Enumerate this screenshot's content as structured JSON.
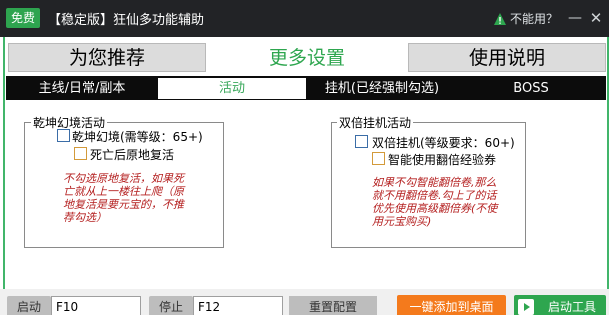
{
  "titlebar": {
    "badge": "免费",
    "title": "【稳定版】狂仙多功能辅助",
    "help_link": "不能用？",
    "minimize": "—",
    "close": "✕"
  },
  "main_tabs": [
    {
      "label": "为您推荐",
      "active": false
    },
    {
      "label": "更多设置",
      "active": true
    },
    {
      "label": "使用说明",
      "active": false
    }
  ],
  "sub_tabs": [
    {
      "label": "主线/日常/副本",
      "active": false
    },
    {
      "label": "活动",
      "active": true
    },
    {
      "label": "挂机(已经强制勾选)",
      "active": false
    },
    {
      "label": "BOSS",
      "active": false
    }
  ],
  "groups": {
    "qiankun": {
      "title": "乾坤幻境活动",
      "items": [
        {
          "label": "乾坤幻境(需等级：65+)",
          "checked": false
        },
        {
          "label": "死亡后原地复活",
          "checked": false
        }
      ],
      "note": "不勾选原地复活，如果死亡就从上一楼往上爬（原地复活是要元宝的，不推荐勾选）"
    },
    "double": {
      "title": "双倍挂机活动",
      "items": [
        {
          "label": "双倍挂机(等级要求：60+)",
          "checked": false
        },
        {
          "label": "智能使用翻倍经验券",
          "checked": false
        }
      ],
      "note": "如果不勾智能翻倍卷,那么就不用翻倍卷.勾上了的话优先使用高级翻倍券(不使用元宝购买)"
    }
  },
  "bottom": {
    "start_label": "启动",
    "start_key": "F10",
    "stop_label": "停止",
    "stop_key": "F12",
    "reset_button": "重置配置",
    "add_desktop_button": "一键添加到桌面",
    "launch_button": "启动工具"
  },
  "colors": {
    "titlebar_bg": "#222326",
    "accent_green": "#2ea64f",
    "orange": "#f47a1c",
    "note_red": "#b41f1f"
  }
}
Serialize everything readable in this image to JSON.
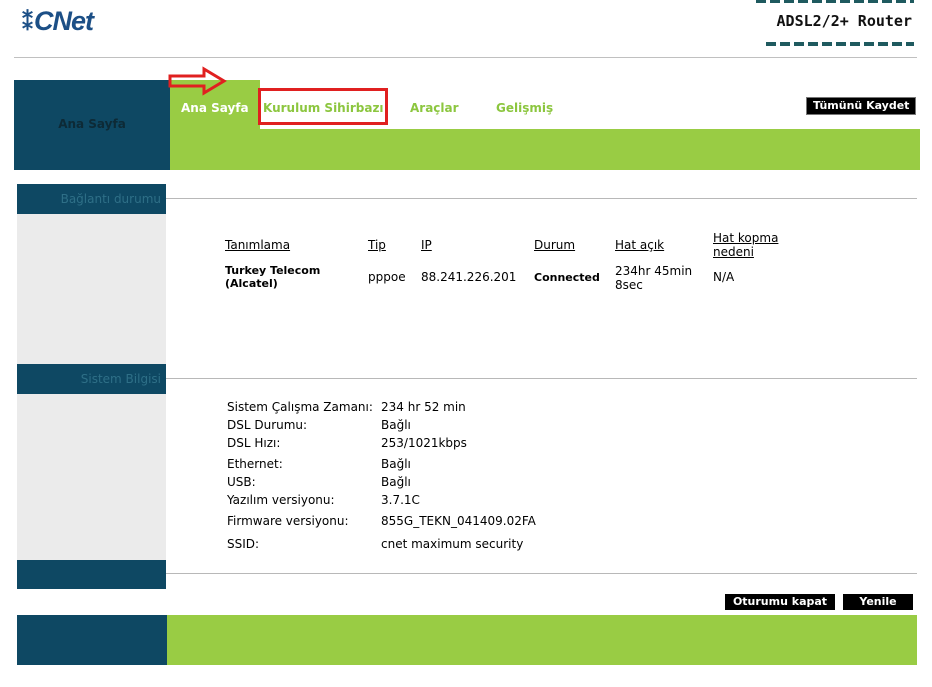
{
  "header": {
    "logo_text": "CNet",
    "logo_mark": "⁑",
    "router_title": "ADSL2/2+ Router"
  },
  "nav": {
    "left_label": "Ana Sayfa",
    "tabs": [
      {
        "label": "Ana Sayfa",
        "active": true
      },
      {
        "label": "Kurulum Sihirbazı",
        "active": false
      },
      {
        "label": "Araçlar",
        "active": false
      },
      {
        "label": "Gelişmiş",
        "active": false
      }
    ],
    "save_all": "Tümünü Kaydet"
  },
  "connection": {
    "section_label": "Bağlantı durumu",
    "headers": [
      "Tanımlama",
      "Tip",
      "IP",
      "Durum",
      "Hat açık",
      "Hat kopma nedeni"
    ],
    "row": {
      "name": "Turkey Telecom (Alcatel)",
      "type": "pppoe",
      "ip": "88.241.226.201",
      "status": "Connected",
      "uptime": "234hr 45min 8sec",
      "reason": "N/A"
    }
  },
  "system": {
    "section_label": "Sistem Bilgisi",
    "rows": [
      {
        "label": "Sistem Çalışma Zamanı:",
        "value": "234 hr 52 min"
      },
      {
        "label": "DSL Durumu:",
        "value": "Bağlı"
      },
      {
        "label": "DSL Hızı:",
        "value": "253/1021kbps"
      },
      {
        "label": "Ethernet:",
        "value": "Bağlı"
      },
      {
        "label": "USB:",
        "value": "Bağlı"
      },
      {
        "label": "Yazılım versiyonu:",
        "value": "3.7.1C"
      },
      {
        "label": "Firmware versiyonu:",
        "value": "855G_TEKN_041409.02FA"
      },
      {
        "label": "SSID:",
        "value": "cnet maximum security"
      }
    ]
  },
  "actions": {
    "logout": "Oturumu kapat",
    "refresh": "Yenile"
  },
  "colors": {
    "green": "#99cc44",
    "dark_blue": "#0e4863",
    "highlight_red": "#e02020"
  }
}
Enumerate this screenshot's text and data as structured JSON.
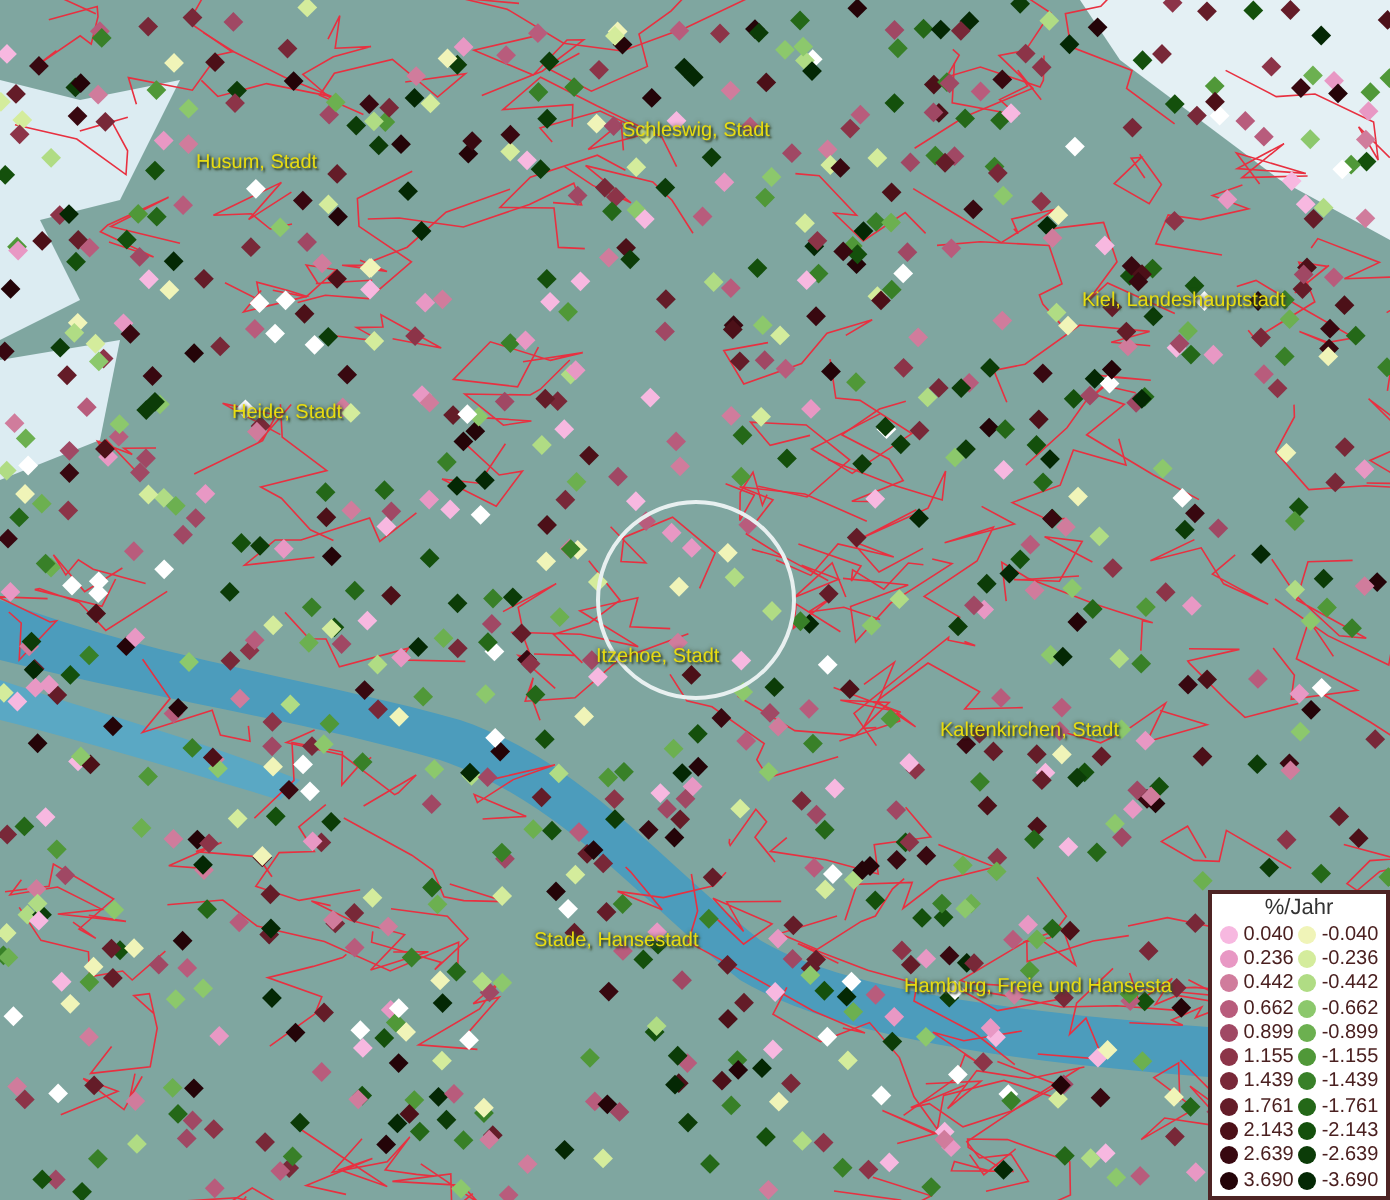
{
  "map": {
    "labels": [
      {
        "text": "Husum, Stadt"
      },
      {
        "text": "Schleswig, Stadt"
      },
      {
        "text": "Kiel, Landeshauptstadt"
      },
      {
        "text": "Heide, Stadt"
      },
      {
        "text": "Itzehoe, Stadt"
      },
      {
        "text": "Kaltenkirchen, Stadt"
      },
      {
        "text": "Stade, Hansestadt"
      },
      {
        "text": "Hamburg, Freie und Hansesta"
      }
    ]
  },
  "legend": {
    "title": "%/Jahr",
    "columns": [
      [
        {
          "label": "0.040",
          "color": "#f7b8e0"
        },
        {
          "label": "0.236",
          "color": "#e898c4"
        },
        {
          "label": "0.442",
          "color": "#d07c9c"
        },
        {
          "label": "0.662",
          "color": "#b85c7c"
        },
        {
          "label": "0.899",
          "color": "#a04864"
        },
        {
          "label": "1.155",
          "color": "#8c3448"
        },
        {
          "label": "1.439",
          "color": "#782838"
        },
        {
          "label": "1.761",
          "color": "#641c28"
        },
        {
          "label": "2.143",
          "color": "#4c1018"
        },
        {
          "label": "2.639",
          "color": "#380810"
        },
        {
          "label": "3.690",
          "color": "#240408"
        }
      ],
      [
        {
          "label": "-0.040",
          "color": "#f0f4b8"
        },
        {
          "label": "-0.236",
          "color": "#d4ec9c"
        },
        {
          "label": "-0.442",
          "color": "#b0dc84"
        },
        {
          "label": "-0.662",
          "color": "#8cc86c"
        },
        {
          "label": "-0.899",
          "color": "#6cb050"
        },
        {
          "label": "-1.155",
          "color": "#509838"
        },
        {
          "label": "-1.439",
          "color": "#388028"
        },
        {
          "label": "-1.761",
          "color": "#246818"
        },
        {
          "label": "-2.143",
          "color": "#14500c"
        },
        {
          "label": "-2.639",
          "color": "#0c3c08"
        },
        {
          "label": "-3.690",
          "color": "#042804"
        }
      ]
    ]
  }
}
_ _ _ _ _ _ _
- **JOB**: List all lines where "JSON" occurs.

- **TASK ANSWER**:
Enumerate this screenshot's content as structured JSON.
Serialize everything readable in this image to JSON.
Enumerate this screenshot's text and data as structured JSON.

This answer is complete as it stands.